(Stored items)
* * * * * * *

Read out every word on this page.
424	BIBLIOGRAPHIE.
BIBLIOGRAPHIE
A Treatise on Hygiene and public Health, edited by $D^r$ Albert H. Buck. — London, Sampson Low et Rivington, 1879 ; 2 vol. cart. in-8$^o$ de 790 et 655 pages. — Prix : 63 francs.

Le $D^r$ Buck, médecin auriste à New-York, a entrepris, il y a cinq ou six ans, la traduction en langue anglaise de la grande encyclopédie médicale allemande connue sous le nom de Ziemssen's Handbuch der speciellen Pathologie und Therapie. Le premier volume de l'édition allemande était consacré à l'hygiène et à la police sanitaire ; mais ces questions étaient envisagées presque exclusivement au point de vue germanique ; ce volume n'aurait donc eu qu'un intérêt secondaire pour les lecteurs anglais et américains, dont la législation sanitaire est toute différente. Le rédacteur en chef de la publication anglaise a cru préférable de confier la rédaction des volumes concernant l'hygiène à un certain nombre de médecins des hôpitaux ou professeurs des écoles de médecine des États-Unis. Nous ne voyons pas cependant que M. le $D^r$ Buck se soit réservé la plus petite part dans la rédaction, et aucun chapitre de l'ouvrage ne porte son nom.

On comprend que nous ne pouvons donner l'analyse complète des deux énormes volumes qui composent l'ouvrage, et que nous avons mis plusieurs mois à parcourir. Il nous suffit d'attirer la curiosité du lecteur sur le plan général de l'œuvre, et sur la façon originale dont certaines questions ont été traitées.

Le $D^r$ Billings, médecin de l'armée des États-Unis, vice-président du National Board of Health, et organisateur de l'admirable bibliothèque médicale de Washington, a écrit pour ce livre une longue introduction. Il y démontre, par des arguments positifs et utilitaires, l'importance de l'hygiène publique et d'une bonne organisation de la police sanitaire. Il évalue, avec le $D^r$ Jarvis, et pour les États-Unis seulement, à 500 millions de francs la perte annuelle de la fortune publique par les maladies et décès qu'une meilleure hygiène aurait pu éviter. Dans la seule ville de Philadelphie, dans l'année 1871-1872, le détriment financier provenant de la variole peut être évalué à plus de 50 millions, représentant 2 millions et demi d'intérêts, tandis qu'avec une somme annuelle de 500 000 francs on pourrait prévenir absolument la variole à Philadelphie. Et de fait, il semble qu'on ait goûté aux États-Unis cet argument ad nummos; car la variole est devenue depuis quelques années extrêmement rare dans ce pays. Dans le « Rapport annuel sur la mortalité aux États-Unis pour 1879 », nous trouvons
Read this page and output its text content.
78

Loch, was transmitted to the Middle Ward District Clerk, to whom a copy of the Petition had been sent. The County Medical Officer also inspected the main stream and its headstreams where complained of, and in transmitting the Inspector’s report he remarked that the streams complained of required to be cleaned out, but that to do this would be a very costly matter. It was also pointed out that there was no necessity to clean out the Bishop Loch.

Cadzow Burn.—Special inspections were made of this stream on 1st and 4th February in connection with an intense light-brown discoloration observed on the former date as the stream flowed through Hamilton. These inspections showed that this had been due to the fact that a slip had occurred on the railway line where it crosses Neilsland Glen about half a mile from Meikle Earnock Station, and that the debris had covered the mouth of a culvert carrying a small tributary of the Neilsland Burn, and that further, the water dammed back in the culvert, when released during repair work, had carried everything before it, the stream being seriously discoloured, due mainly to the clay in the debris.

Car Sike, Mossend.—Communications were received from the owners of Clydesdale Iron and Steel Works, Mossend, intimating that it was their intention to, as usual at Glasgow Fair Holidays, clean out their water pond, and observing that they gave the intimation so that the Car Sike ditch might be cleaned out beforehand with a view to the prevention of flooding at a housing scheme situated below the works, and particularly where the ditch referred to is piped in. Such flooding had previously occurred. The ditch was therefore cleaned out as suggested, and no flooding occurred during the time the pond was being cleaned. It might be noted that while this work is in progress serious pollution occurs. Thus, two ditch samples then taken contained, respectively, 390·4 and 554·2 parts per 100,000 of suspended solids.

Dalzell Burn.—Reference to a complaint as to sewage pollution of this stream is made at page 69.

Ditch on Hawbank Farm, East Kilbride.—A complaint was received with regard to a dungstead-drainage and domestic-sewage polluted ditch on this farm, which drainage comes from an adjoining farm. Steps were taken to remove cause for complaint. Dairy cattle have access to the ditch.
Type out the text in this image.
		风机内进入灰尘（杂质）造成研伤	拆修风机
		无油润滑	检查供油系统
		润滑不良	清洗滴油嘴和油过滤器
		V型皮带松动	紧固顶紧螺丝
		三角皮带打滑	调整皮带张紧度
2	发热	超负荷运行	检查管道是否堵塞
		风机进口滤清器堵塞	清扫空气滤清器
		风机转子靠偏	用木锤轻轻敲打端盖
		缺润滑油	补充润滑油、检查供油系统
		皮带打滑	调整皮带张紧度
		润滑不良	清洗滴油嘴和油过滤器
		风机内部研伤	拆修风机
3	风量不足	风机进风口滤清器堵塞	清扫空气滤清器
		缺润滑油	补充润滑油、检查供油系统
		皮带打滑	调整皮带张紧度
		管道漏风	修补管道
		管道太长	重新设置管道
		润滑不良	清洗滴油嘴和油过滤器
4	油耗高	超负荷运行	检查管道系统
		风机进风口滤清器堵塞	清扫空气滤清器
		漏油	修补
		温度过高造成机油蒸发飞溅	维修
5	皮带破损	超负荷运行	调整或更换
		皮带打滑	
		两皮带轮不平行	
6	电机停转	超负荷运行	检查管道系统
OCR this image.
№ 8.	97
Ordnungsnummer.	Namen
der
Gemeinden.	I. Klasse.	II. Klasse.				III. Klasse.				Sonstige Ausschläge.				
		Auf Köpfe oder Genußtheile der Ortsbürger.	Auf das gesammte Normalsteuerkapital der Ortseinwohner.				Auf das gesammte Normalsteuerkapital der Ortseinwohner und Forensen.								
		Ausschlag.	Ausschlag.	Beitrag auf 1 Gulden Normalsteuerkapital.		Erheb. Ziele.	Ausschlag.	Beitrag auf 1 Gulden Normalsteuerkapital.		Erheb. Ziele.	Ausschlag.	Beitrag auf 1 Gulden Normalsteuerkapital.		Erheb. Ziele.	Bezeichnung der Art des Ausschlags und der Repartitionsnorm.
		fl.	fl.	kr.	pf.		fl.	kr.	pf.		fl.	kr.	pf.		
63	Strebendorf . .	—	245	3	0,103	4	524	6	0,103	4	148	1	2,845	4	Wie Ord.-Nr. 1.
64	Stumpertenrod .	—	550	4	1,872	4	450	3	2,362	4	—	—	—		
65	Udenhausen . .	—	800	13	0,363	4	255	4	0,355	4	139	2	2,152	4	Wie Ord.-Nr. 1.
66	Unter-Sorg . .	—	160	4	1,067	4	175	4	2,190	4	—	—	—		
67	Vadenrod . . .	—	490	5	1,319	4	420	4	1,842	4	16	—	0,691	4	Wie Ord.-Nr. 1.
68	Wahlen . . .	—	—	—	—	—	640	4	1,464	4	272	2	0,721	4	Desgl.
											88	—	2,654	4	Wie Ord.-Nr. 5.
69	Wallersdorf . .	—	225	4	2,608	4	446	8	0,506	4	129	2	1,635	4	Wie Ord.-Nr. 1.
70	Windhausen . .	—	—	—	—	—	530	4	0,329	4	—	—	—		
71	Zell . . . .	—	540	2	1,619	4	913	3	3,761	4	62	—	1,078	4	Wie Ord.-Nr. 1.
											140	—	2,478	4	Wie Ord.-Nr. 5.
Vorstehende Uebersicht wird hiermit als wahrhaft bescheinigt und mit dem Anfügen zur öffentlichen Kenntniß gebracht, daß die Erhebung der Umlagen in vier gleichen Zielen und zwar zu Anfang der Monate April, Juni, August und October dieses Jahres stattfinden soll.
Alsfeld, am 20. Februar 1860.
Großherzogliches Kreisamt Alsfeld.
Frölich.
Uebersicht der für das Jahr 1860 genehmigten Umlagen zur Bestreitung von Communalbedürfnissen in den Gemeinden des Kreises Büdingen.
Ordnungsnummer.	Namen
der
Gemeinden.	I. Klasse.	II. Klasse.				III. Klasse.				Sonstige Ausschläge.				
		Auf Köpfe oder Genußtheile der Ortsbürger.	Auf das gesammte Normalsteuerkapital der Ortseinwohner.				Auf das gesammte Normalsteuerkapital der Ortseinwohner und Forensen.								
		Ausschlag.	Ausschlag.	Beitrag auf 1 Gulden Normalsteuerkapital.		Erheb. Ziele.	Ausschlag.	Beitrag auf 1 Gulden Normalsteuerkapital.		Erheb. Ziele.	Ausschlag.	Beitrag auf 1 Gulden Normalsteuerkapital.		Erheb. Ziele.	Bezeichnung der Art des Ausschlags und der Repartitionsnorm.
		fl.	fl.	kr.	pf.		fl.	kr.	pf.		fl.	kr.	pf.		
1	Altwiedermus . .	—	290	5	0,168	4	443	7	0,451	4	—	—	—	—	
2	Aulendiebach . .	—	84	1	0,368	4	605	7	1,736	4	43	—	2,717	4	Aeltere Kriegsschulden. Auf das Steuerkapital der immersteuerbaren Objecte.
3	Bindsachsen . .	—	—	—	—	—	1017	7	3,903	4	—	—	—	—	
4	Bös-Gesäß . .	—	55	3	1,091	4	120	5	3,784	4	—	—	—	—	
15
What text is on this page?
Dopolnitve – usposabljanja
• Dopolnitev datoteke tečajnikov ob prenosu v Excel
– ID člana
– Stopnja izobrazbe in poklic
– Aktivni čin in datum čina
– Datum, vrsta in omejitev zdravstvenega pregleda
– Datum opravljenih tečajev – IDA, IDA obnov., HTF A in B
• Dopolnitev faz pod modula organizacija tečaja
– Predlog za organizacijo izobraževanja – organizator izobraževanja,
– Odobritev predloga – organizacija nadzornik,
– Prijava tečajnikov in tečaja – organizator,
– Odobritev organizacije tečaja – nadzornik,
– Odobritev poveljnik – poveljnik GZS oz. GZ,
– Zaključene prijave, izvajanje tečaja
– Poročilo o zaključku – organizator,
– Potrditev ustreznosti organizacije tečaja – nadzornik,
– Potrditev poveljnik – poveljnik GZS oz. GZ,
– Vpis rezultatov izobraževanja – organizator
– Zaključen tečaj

* * * * * * *

Challenge: Search the preceding listing for "ouvrage" and extract every line where it is found.

Complete output:
Le $D^r$ Buck, médecin auriste à New-York, a entrepris, il y a cinq ou six ans, la traduction en langue anglaise de la grande encyclopédie médicale allemande connue sous le nom de Ziemssen's Handbuch der speciellen Pathologie und Therapie. Le premier volume de l'édition allemande était consacré à l'hygiène et à la police sanitaire ; mais ces questions étaient envisagées presque exclusivement au point de vue germanique ; ce volume n'aurait donc eu qu'un intérêt secondaire pour les lecteurs anglais et américains, dont la législation sanitaire est toute différente. Le rédacteur en chef de la publication anglaise a cru préférable de confier la rédaction des volumes concernant l'hygiène à un certain nombre de médecins des hôpitaux ou professeurs des écoles de médecine des États-Unis. Nous ne voyons pas cependant que M. le $D^r$ Buck se soit réservé la plus petite part dans la rédaction, et aucun chapitre de l'ouvrage ne porte son nom.
On comprend que nous ne pouvons donner l'analyse complète des deux énormes volumes qui composent l'ouvrage, et que nous avons mis plusieurs mois à parcourir. Il nous suffit d'attirer la curiosité du lecteur sur le plan général de l'œuvre, et sur la façon originale dont certaines questions ont été traitées.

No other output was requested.